§ **WHAT THE TASK ASKS**
All of the records below need to be copied exactly.

--- Start of SUPPLIED DATA ---

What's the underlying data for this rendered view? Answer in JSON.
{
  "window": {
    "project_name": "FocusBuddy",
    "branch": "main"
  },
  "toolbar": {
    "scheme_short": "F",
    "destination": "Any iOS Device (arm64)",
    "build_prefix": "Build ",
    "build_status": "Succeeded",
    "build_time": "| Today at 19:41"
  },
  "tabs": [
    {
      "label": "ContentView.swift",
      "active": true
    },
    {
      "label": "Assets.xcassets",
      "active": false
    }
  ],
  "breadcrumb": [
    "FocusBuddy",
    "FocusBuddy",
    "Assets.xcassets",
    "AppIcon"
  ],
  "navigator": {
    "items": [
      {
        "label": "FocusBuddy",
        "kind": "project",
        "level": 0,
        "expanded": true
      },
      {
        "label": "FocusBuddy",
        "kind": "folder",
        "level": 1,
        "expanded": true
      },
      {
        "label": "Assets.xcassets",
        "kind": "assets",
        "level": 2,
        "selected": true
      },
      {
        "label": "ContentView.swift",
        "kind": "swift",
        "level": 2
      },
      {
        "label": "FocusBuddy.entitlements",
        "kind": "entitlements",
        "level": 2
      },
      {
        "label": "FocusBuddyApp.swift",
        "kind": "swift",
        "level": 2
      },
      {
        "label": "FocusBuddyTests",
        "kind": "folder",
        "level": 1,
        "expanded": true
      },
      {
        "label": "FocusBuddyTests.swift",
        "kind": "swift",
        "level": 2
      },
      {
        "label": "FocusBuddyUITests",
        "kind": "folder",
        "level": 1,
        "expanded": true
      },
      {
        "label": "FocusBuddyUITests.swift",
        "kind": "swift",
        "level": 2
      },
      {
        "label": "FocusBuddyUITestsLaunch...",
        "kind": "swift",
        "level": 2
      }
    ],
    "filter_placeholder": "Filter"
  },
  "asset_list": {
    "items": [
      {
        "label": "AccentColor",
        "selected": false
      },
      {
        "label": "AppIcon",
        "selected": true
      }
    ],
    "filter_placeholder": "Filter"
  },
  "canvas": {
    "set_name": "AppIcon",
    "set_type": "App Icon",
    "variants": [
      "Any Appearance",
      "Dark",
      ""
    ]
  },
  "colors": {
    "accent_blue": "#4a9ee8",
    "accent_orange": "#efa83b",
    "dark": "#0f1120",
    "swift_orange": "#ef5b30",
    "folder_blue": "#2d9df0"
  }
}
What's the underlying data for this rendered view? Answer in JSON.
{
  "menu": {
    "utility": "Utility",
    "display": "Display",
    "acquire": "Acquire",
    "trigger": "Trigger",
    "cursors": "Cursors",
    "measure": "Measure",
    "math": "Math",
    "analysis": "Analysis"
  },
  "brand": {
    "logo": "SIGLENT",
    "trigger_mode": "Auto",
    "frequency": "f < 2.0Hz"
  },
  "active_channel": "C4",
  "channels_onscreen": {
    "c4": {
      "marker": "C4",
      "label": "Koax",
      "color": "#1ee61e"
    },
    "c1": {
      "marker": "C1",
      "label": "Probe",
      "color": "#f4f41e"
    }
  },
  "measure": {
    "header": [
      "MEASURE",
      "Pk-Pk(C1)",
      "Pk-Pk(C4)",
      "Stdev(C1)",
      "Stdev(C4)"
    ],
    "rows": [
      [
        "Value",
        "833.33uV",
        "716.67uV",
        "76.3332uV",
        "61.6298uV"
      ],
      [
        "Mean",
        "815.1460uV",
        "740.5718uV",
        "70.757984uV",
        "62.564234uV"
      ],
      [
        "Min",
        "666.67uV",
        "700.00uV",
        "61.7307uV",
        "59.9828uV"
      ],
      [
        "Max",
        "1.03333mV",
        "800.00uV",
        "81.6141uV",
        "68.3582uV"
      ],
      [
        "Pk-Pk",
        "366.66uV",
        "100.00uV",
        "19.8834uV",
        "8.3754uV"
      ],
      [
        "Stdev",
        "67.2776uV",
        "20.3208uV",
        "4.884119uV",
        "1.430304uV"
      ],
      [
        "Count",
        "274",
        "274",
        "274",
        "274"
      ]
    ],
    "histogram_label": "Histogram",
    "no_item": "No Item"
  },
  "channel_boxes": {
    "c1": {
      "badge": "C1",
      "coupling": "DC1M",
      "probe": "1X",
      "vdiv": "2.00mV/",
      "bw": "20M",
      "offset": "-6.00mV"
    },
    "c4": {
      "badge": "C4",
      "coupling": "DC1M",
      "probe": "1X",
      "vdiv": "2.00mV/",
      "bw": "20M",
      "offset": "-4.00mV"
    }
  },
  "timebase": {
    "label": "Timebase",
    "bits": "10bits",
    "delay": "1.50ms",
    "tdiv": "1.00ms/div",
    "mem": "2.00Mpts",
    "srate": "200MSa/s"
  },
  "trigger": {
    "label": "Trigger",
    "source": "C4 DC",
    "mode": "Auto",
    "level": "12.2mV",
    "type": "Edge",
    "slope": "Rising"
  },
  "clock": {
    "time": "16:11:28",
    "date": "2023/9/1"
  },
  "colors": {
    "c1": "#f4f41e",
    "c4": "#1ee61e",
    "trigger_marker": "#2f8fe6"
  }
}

--- End of SUPPLIED DATA ---

§ **EXERCISE OUTPUT**
What's the underlying data for this rendered view? Answer in JSON.
{
  "window": {
    "project_name": "FocusBuddy",
    "branch": "main"
  },
  "toolbar": {
    "scheme_short": "F",
    "destination": "Any iOS Device (arm64)",
    "build_prefix": "Build ",
    "build_status": "Succeeded",
    "build_time": "| Today at 19:41"
  },
  "tabs": [
    {
      "label": "ContentView.swift",
      "active": true
    },
    {
      "label": "Assets.xcassets",
      "active": false
    }
  ],
  "breadcrumb": [
    "FocusBuddy",
    "FocusBuddy",
    "Assets.xcassets",
    "AppIcon"
  ],
  "navigator": {
    "items": [
      {
        "label": "FocusBuddy",
        "kind": "project",
        "level": 0,
        "expanded": true
      },
      {
        "label": "FocusBuddy",
        "kind": "folder",
        "level": 1,
        "expanded": true
      },
      {
        "label": "Assets.xcassets",
        "kind": "assets",
        "level": 2,
        "selected": true
      },
      {
        "label": "ContentView.swift",
        "kind": "swift",
        "level": 2
      },
      {
        "label": "FocusBuddy.entitlements",
        "kind": "entitlements",
        "level": 2
      },
      {
        "label": "FocusBuddyApp.swift",
        "kind": "swift",
        "level": 2
      },
      {
        "label": "FocusBuddyTests",
        "kind": "folder",
        "level": 1,
        "expanded": true
      },
      {
        "label": "FocusBuddyTests.swift",
        "kind": "swift",
        "level": 2
      },
      {
        "label": "FocusBuddyUITests",
        "kind": "folder",
        "level": 1,
        "expanded": true
      },
      {
        "label": "FocusBuddyUITests.swift",
        "kind": "swift",
        "level": 2
      },
      {
        "label": "FocusBuddyUITestsLaunch...",
        "kind": "swift",
        "level": 2
      }
    ],
    "filter_placeholder": "Filter"
  },
  "asset_list": {
    "items": [
      {
        "label": "AccentColor",
        "selected": false
      },
      {
        "label": "AppIcon",
        "selected": true
      }
    ],
    "filter_placeholder": "Filter"
  },
  "canvas": {
    "set_name": "AppIcon",
    "set_type": "App Icon",
    "variants": [
      "Any Appearance",
      "Dark",
      ""
    ]
  },
  "colors": {
    "accent_blue": "#4a9ee8",
    "accent_orange": "#efa83b",
    "dark": "#0f1120",
    "swift_orange": "#ef5b30",
    "folder_blue": "#2d9df0"
  }
}
What's the underlying data for this rendered view? Answer in JSON.
{
  "menu": {
    "utility": "Utility",
    "display": "Display",
    "acquire": "Acquire",
    "trigger": "Trigger",
    "cursors": "Cursors",
    "measure": "Measure",
    "math": "Math",
    "analysis": "Analysis"
  },
  "brand": {
    "logo": "SIGLENT",
    "trigger_mode": "Auto",
    "frequency": "f < 2.0Hz"
  },
  "active_channel": "C4",
  "channels_onscreen": {
    "c4": {
      "marker": "C4",
      "label": "Koax",
      "color": "#1ee61e"
    },
    "c1": {
      "marker": "C1",
      "label": "Probe",
      "color": "#f4f41e"
    }
  },
  "measure": {
    "header": [
      "MEASURE",
      "Pk-Pk(C1)",
      "Pk-Pk(C4)",
      "Stdev(C1)",
      "Stdev(C4)"
    ],
    "rows": [
      [
        "Value",
        "833.33uV",
        "716.67uV",
        "76.3332uV",
        "61.6298uV"
      ],
      [
        "Mean",
        "815.1460uV",
        "740.5718uV",
        "70.757984uV",
        "62.564234uV"
      ],
      [
        "Min",
        "666.67uV",
        "700.00uV",
        "61.7307uV",
        "59.9828uV"
      ],
      [
        "Max",
        "1.03333mV",
        "800.00uV",
        "81.6141uV",
        "68.3582uV"
      ],
      [
        "Pk-Pk",
        "366.66uV",
        "100.00uV",
        "19.8834uV",
        "8.3754uV"
      ],
      [
        "Stdev",
        "67.2776uV",
        "20.3208uV",
        "4.884119uV",
        "1.430304uV"
      ],
      [
        "Count",
        "274",
        "274",
        "274",
        "274"
      ]
    ],
    "histogram_label": "Histogram",
    "no_item": "No Item"
  },
  "channel_boxes": {
    "c1": {
      "badge": "C1",
      "coupling": "DC1M",
      "probe": "1X",
      "vdiv": "2.00mV/",
      "bw": "20M",
      "offset": "-6.00mV"
    },
    "c4": {
      "badge": "C4",
      "coupling": "DC1M",
      "probe": "1X",
      "vdiv": "2.00mV/",
      "bw": "20M",
      "offset": "-4.00mV"
    }
  },
  "timebase": {
    "label": "Timebase",
    "bits": "10bits",
    "delay": "1.50ms",
    "tdiv": "1.00ms/div",
    "mem": "2.00Mpts",
    "srate": "200MSa/s"
  },
  "trigger": {
    "label": "Trigger",
    "source": "C4 DC",
    "mode": "Auto",
    "level": "12.2mV",
    "type": "Edge",
    "slope": "Rising"
  },
  "clock": {
    "time": "16:11:28",
    "date": "2023/9/1"
  },
  "colors": {
    "c1": "#f4f41e",
    "c4": "#1ee61e",
    "trigger_marker": "#2f8fe6"
  }
}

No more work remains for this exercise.